Dataset entries
************

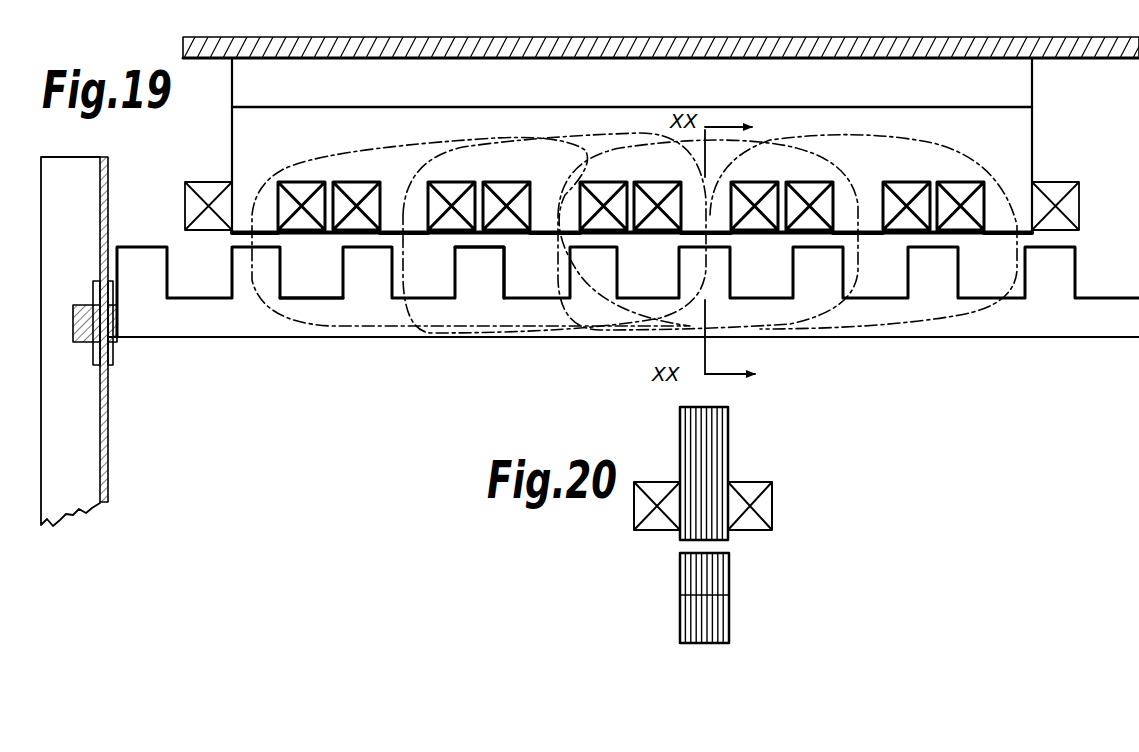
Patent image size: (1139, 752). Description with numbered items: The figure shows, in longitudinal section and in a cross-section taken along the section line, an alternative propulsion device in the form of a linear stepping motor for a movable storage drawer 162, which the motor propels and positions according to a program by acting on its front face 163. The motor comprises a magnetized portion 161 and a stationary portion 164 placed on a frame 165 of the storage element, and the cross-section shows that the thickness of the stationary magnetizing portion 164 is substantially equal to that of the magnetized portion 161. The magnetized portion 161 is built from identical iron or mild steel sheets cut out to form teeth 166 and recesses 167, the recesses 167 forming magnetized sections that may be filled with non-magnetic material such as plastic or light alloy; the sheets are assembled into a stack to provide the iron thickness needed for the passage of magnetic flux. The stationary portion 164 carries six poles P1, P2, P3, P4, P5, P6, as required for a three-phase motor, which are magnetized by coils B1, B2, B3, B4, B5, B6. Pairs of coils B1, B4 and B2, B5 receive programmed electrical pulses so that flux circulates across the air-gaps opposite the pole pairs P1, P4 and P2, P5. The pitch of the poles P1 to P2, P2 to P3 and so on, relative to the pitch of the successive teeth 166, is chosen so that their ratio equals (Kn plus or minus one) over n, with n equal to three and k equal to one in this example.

In FIG. 19, the magnetized portion 161 is at (997, 342).
In FIG. 20, the magnetized portion 161 is at (733, 588).
In FIG. 19, the drawer 162 is at (80, 512).
In FIG. 19, the front face 163 is at (112, 457).
In FIG. 19, the stationary portion 164 is at (1036, 120).
In FIG. 20, the stationary portion 164 is at (732, 455).
In FIG. 19, the frame 165 is at (1024, 31).
In FIG. 19, the teeth 166 is at (477, 290).
In FIG. 19, the recesses 167 is at (312, 290).
In FIG. 19, the coil B1 is at (185, 218).
In FIG. 19, the coil B2 is at (352, 195).
In FIG. 19, the coil B3 is at (508, 190).
In FIG. 19, the coil B4 is at (658, 222).
In FIG. 19, the coil B5 is at (803, 218).
In FIG. 19, the coil B6 is at (957, 187).
In FIG. 19, the pole P1 is at (232, 237).
In FIG. 19, the pole P2 is at (402, 234).
In FIG. 19, the pole P3 is at (545, 226).
In FIG. 19, the pole P4 is at (682, 238).
In FIG. 19, the pole P5 is at (858, 234).
In FIG. 19, the pole P6 is at (1030, 225).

************

#### [Short exercise]
Output the records above as a two-column CSV with the columns description and locations, one row per record. Put each record's description text in the first column and all of its location lines in the second, each in a single quoted field with line breaks replaced by spaces, and leave the images out.

#### [The result]
description,locations
"Patent image size: (1139, 752). Description with numbered items: The figure shows, in longitudinal section and in a cross-section taken along the section line, an alternative propulsion device in the form of a linear stepping motor for a movable storage drawer 162, which the motor propels and positions according to a program by acting on its front face 163. The motor comprises a magnetized portion 161 and a stationary portion 164 placed on a frame 165 of the storage element, and the cross-section shows that the thickness of the stationary magnetizing portion 164 is substantially equal to that of the magnetized portion 161. The magnetized portion 161 is built from identical iron or mild steel sheets cut out to form teeth 166 and recesses 167, the recesses 167 forming magnetized sections that may be filled with non-magnetic material such as plastic or light alloy; the sheets are assembled into a stack to provide the iron thickness needed for the passage of magnetic flux. The stationary portion 164 carries six poles P1, P2, P3, P4, P5, P6, as required for a three-phase motor, which are magnetized by coils B1, B2, B3, B4, B5, B6. Pairs of coils B1, B4 and B2, B5 receive programmed electrical pulses so that flux circulates across the air-gaps opposite the pole pairs P1, P4 and P2, P5. The pitch of the poles P1 to P2, P2 to P3 and so on, relative to the pitch of the successive teeth 166, is chosen so that their ratio equals (Kn plus or minus one) over n, with n equal to three and k equal to one in this example.","In FIG. 19, the magnetized portion 161 is at (997, 342). In FIG. 20, the magnetized portion 161 is at (733, 588). In FIG. 19, the drawer 162 is at (80, 512). In FIG. 19, the front face 163 is at (112, 457). In FIG. 19, the stationary portion 164 is at (1036, 120). In FIG. 20, the stationary portion 164 is at (732, 455). In FIG. 19, the frame 165 is at (1024, 31). In FIG. 19, the teeth 166 is at (477, 290). In FIG. 19, the recesses 167 is at (312, 290). In FIG. 19, the coil B1 is at (185, 218). In FIG. 19, the coil B2 is at (352, 195). In FIG. 19, the coil B3 is at (508, 190). In FIG. 19, the coil B4 is at (658, 222). In FIG. 19, the coil B5 is at (803, 218). In FIG. 19, the coil B6 is at (957, 187). In FIG. 19, the pole P1 is at (232, 237). In FIG. 19, the pole P2 is at (402, 234). In FIG. 19, the pole P3 is at (545, 226). In FIG. 19, the pole P4 is at (682, 238). In FIG. 19, the pole P5 is at (858, 234). In FIG. 19, the pole P6 is at (1030, 225)."